**Task brief**: From the entries below, extract every line that includes the word "Wiley".

**Extracted information**:

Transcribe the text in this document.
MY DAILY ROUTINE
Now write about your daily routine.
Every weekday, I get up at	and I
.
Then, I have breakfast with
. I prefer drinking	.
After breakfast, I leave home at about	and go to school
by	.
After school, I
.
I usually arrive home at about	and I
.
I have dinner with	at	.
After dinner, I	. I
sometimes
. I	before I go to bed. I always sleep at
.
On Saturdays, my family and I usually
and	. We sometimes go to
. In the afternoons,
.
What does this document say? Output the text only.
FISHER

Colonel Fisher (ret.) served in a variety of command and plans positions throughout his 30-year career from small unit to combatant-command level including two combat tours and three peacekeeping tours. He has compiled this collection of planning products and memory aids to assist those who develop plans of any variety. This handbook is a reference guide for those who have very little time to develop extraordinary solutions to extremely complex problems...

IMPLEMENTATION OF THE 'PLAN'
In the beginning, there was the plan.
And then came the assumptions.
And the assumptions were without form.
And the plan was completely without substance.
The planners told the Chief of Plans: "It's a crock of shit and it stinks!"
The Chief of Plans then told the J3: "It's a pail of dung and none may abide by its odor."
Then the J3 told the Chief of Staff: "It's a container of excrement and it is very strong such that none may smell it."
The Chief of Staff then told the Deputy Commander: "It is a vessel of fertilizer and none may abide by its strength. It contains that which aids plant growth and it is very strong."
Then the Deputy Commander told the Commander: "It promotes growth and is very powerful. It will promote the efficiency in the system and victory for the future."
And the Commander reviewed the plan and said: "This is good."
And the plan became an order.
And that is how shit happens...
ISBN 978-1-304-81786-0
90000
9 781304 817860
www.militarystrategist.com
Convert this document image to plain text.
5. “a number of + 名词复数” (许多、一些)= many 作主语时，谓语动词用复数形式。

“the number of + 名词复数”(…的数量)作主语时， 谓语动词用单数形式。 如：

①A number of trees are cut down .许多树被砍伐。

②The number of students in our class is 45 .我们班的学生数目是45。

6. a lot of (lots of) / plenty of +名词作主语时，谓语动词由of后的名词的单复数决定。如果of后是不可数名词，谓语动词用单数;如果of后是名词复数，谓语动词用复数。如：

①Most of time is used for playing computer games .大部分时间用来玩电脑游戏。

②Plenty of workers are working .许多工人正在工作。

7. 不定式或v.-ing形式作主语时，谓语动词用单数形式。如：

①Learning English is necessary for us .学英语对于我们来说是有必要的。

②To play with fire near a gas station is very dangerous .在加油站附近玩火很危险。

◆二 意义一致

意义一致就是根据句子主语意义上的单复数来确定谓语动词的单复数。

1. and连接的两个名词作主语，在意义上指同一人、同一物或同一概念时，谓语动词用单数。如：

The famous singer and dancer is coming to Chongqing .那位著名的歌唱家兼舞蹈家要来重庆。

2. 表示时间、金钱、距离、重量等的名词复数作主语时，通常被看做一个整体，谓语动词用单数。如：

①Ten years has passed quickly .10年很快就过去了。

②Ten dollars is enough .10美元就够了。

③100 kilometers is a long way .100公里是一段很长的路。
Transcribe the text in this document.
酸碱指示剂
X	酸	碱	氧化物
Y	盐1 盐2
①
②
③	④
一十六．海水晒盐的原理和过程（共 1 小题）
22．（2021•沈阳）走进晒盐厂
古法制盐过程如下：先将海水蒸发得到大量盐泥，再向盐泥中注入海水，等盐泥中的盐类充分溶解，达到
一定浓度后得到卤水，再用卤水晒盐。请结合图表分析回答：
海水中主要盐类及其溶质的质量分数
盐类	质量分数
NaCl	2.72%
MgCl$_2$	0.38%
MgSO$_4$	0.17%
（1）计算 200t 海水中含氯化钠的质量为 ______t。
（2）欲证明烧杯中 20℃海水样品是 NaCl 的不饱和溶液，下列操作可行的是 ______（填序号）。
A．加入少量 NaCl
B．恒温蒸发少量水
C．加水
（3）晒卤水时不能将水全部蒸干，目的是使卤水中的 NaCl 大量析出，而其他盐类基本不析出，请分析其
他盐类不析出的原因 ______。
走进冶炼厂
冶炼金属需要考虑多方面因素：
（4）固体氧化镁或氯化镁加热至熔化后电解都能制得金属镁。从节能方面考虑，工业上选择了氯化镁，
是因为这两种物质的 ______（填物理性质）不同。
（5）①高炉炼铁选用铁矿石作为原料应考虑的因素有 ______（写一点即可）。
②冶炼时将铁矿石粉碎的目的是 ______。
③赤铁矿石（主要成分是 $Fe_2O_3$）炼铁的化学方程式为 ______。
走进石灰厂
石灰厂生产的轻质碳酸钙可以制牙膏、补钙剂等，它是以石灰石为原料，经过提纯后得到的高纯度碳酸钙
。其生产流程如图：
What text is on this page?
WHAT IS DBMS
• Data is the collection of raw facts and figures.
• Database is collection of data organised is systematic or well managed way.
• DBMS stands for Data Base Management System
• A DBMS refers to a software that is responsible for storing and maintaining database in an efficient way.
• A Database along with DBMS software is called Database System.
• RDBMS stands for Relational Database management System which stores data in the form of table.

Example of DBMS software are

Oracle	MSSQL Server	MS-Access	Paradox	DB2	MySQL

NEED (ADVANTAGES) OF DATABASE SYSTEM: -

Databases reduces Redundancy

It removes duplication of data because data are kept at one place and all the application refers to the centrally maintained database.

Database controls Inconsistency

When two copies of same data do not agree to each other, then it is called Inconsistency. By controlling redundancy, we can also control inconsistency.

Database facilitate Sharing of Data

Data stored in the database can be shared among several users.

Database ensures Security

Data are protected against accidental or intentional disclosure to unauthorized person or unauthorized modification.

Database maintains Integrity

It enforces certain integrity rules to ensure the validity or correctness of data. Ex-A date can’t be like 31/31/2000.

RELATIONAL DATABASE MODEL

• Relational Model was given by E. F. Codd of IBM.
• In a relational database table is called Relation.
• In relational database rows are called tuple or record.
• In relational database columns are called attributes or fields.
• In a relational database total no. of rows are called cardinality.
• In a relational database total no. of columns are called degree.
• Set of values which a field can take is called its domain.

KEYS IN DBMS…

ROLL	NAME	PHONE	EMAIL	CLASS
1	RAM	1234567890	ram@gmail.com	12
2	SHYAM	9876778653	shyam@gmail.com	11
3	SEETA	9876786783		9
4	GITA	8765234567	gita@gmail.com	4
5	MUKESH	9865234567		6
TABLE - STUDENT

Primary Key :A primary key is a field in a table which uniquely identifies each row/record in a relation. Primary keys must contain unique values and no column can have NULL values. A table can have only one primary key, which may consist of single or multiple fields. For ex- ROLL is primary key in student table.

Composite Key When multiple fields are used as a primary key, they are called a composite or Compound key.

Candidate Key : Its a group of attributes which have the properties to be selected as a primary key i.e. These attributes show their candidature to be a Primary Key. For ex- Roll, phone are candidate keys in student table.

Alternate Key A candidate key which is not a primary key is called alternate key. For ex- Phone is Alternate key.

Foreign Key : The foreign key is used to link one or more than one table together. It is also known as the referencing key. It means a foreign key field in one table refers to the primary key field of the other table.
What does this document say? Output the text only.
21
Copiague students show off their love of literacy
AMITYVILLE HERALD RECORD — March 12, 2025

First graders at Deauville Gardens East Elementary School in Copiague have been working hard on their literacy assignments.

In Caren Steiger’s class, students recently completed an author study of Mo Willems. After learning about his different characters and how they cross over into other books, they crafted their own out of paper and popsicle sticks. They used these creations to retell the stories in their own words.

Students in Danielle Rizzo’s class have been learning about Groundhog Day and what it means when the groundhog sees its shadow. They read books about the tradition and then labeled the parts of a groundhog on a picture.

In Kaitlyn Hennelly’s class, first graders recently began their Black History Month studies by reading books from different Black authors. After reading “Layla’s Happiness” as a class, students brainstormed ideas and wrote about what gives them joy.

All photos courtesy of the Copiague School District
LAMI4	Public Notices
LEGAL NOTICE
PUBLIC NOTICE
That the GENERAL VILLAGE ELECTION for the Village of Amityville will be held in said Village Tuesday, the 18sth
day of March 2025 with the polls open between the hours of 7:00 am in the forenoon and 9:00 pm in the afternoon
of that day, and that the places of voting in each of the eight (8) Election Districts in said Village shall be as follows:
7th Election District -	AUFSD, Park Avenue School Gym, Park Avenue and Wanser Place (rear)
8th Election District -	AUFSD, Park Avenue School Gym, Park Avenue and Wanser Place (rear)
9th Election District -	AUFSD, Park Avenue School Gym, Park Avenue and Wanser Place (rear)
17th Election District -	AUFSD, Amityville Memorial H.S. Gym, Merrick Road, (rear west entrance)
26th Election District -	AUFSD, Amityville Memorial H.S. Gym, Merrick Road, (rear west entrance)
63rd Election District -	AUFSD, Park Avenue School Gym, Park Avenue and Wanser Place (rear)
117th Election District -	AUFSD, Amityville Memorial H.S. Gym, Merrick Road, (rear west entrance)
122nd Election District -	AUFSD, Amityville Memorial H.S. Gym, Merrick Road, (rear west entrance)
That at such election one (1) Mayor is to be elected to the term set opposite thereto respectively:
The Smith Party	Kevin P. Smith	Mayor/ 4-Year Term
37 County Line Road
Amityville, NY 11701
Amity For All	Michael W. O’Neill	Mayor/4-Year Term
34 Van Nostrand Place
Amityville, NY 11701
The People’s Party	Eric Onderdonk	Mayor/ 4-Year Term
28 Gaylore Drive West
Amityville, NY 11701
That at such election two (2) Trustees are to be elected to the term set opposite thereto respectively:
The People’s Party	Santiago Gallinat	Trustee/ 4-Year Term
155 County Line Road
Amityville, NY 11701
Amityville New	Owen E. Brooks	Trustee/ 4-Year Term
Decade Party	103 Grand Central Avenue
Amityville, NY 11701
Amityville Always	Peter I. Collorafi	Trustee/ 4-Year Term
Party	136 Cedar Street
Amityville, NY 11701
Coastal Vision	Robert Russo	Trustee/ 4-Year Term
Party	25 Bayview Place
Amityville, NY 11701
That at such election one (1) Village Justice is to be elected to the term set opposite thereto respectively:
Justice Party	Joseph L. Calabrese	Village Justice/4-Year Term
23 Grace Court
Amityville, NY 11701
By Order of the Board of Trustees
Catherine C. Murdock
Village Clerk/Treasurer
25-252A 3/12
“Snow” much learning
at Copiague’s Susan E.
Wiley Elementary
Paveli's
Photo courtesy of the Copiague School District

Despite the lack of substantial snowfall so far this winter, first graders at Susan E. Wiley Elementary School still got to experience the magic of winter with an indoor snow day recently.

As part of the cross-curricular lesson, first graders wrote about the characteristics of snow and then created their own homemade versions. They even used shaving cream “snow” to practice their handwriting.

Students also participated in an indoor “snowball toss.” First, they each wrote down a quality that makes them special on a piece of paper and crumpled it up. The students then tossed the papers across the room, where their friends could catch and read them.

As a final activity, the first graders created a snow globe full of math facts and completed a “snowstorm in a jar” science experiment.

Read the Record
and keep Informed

**Completed exercise**:
Wiley Elementary
Despite the lack of substantial snowfall so far this winter, first graders at Susan E. Wiley Elementary School still got to experience the magic of winter with an indoor snow day recently.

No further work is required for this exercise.